Data items
# # # # #

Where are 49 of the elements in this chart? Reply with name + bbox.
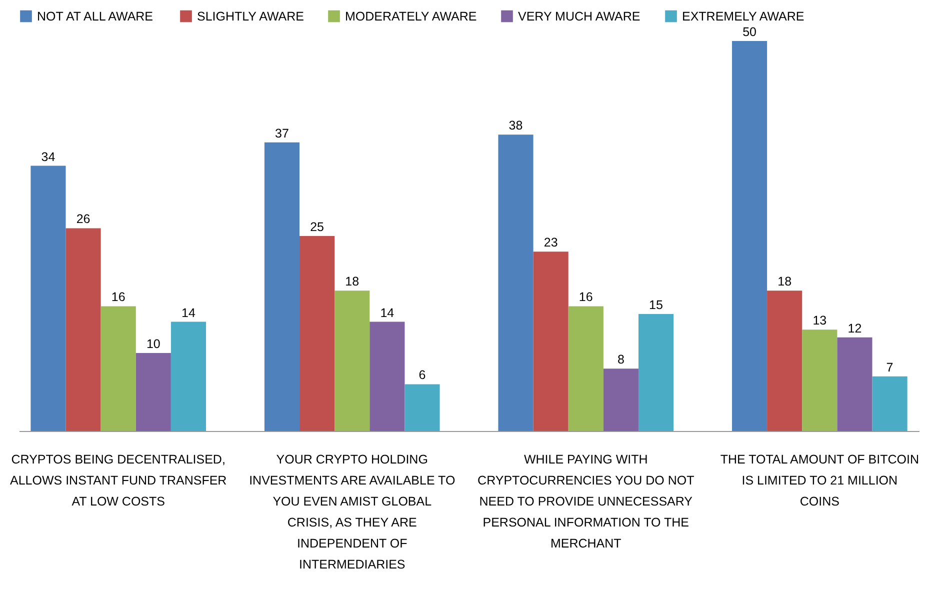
data-label: 25 — [310, 220, 324, 234]
bar — [872, 376, 908, 431]
bar — [498, 134, 534, 431]
data-label: 18 — [778, 274, 792, 289]
bar — [66, 228, 101, 431]
x-tick-label: CRYPTOS BEING DECENTRALISED, ALLOWS INSTANT FUND TRANSFER AT LOW COSTS — [10, 452, 227, 508]
bar — [300, 236, 335, 431]
data-label: 26 — [76, 212, 90, 226]
data-label: 6 — [418, 368, 426, 382]
data-label: 8 — [617, 352, 624, 367]
bar — [568, 306, 604, 431]
data-label: 16 — [578, 290, 593, 304]
data-label: 12 — [848, 321, 862, 336]
bar — [334, 290, 370, 431]
data-label: 14 — [182, 306, 196, 320]
legend-label: NOT AT ALL AWARE — [37, 9, 154, 24]
bar — [370, 322, 405, 431]
bar — [170, 322, 206, 431]
data-label: 34 — [41, 150, 56, 164]
bar — [837, 337, 872, 431]
bar — [404, 384, 440, 431]
data-label: 10 — [146, 337, 160, 351]
data-label: 23 — [544, 236, 558, 250]
legend-label: SLIGHTLY AWARE — [197, 9, 304, 24]
data-label: 7 — [886, 360, 894, 374]
bar — [767, 290, 802, 431]
data-label: 37 — [275, 126, 289, 140]
legend-label: EXTREMELY AWARE — [682, 9, 804, 24]
bar — [533, 252, 568, 431]
data-label: 15 — [649, 298, 664, 312]
data-label: 38 — [508, 118, 523, 133]
bar — [603, 368, 638, 431]
bar — [30, 166, 66, 431]
legend-label: MODERATELY AWARE — [345, 9, 477, 24]
bar — [802, 330, 838, 431]
data-label: 14 — [380, 306, 394, 320]
x-tick-label: THE TOTAL AMOUNT OF BITCOIN IS LIMITED TO 21 MILLION COINS — [720, 452, 919, 508]
data-label: 13 — [812, 314, 827, 328]
bar — [100, 306, 136, 431]
bar — [638, 314, 674, 431]
x-tick-label: WHILE PAYING WITH CRYPTOCURRENCIES YOU DO NOT NEED TO PROVIDE UNNECESSARY PERSONAL INFORMATION TO THE MERCHANT — [478, 452, 695, 550]
data-label: 16 — [111, 290, 126, 304]
legend-label: VERY MUCH AWARE — [518, 9, 640, 24]
bar — [732, 41, 768, 431]
bar — [264, 142, 300, 431]
bar — [136, 353, 171, 431]
data-label: 18 — [345, 274, 360, 289]
x-tick-label: YOUR CRYPTO HOLDING INVESTMENTS ARE AVAILABLE TO YOU EVEN AMIST GLOBAL CRISIS, AS THEY ARE INDEPENDENT OF INTERMEDIARIES — [249, 452, 456, 572]
data-label: 50 — [742, 25, 757, 39]
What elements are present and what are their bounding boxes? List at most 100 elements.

# # # # #

* Work to be completed *
Print the lines above verbatim, omitting the pictures.

* The solution *
Where are 49 of the elements in this chart? Reply with name + bbox.
data-label: 25 — [310, 220, 324, 234]
bar — [872, 376, 908, 431]
bar — [498, 134, 534, 431]
data-label: 18 — [778, 274, 792, 289]
bar — [66, 228, 101, 431]
x-tick-label: CRYPTOS BEING DECENTRALISED, ALLOWS INSTANT FUND TRANSFER AT LOW COSTS — [10, 452, 227, 508]
bar — [300, 236, 335, 431]
data-label: 26 — [76, 212, 90, 226]
data-label: 6 — [418, 368, 426, 382]
data-label: 8 — [617, 352, 624, 367]
bar — [568, 306, 604, 431]
data-label: 16 — [578, 290, 593, 304]
data-label: 12 — [848, 321, 862, 336]
bar — [334, 290, 370, 431]
data-label: 14 — [182, 306, 196, 320]
legend-label: NOT AT ALL AWARE — [37, 9, 154, 24]
bar — [370, 322, 405, 431]
bar — [170, 322, 206, 431]
data-label: 34 — [41, 150, 56, 164]
bar — [837, 337, 872, 431]
bar — [404, 384, 440, 431]
data-label: 10 — [146, 337, 160, 351]
data-label: 23 — [544, 236, 558, 250]
legend-label: SLIGHTLY AWARE — [197, 9, 304, 24]
data-label: 7 — [886, 360, 894, 374]
bar — [767, 290, 802, 431]
data-label: 37 — [275, 126, 289, 140]
legend-label: EXTREMELY AWARE — [682, 9, 804, 24]
bar — [533, 252, 568, 431]
data-label: 15 — [649, 298, 664, 312]
data-label: 38 — [508, 118, 523, 133]
bar — [603, 368, 638, 431]
bar — [30, 166, 66, 431]
legend-label: MODERATELY AWARE — [345, 9, 477, 24]
bar — [802, 330, 838, 431]
data-label: 14 — [380, 306, 394, 320]
x-tick-label: THE TOTAL AMOUNT OF BITCOIN IS LIMITED TO 21 MILLION COINS — [720, 452, 919, 508]
data-label: 13 — [812, 314, 827, 328]
bar — [100, 306, 136, 431]
bar — [638, 314, 674, 431]
x-tick-label: WHILE PAYING WITH CRYPTOCURRENCIES YOU DO NOT NEED TO PROVIDE UNNECESSARY PERSONAL INFORMATION TO THE MERCHANT — [478, 452, 695, 550]
data-label: 16 — [111, 290, 126, 304]
legend-label: VERY MUCH AWARE — [518, 9, 640, 24]
bar — [732, 41, 768, 431]
bar — [264, 142, 300, 431]
bar — [136, 353, 171, 431]
data-label: 18 — [345, 274, 360, 289]
x-tick-label: YOUR CRYPTO HOLDING INVESTMENTS ARE AVAILABLE TO YOU EVEN AMIST GLOBAL CRISIS, AS THEY ARE INDEPENDENT OF INTERMEDIARIES — [249, 452, 456, 572]
data-label: 50 — [742, 25, 757, 39]
What elements are present and what are their bounding boxes? List at most 100 elements.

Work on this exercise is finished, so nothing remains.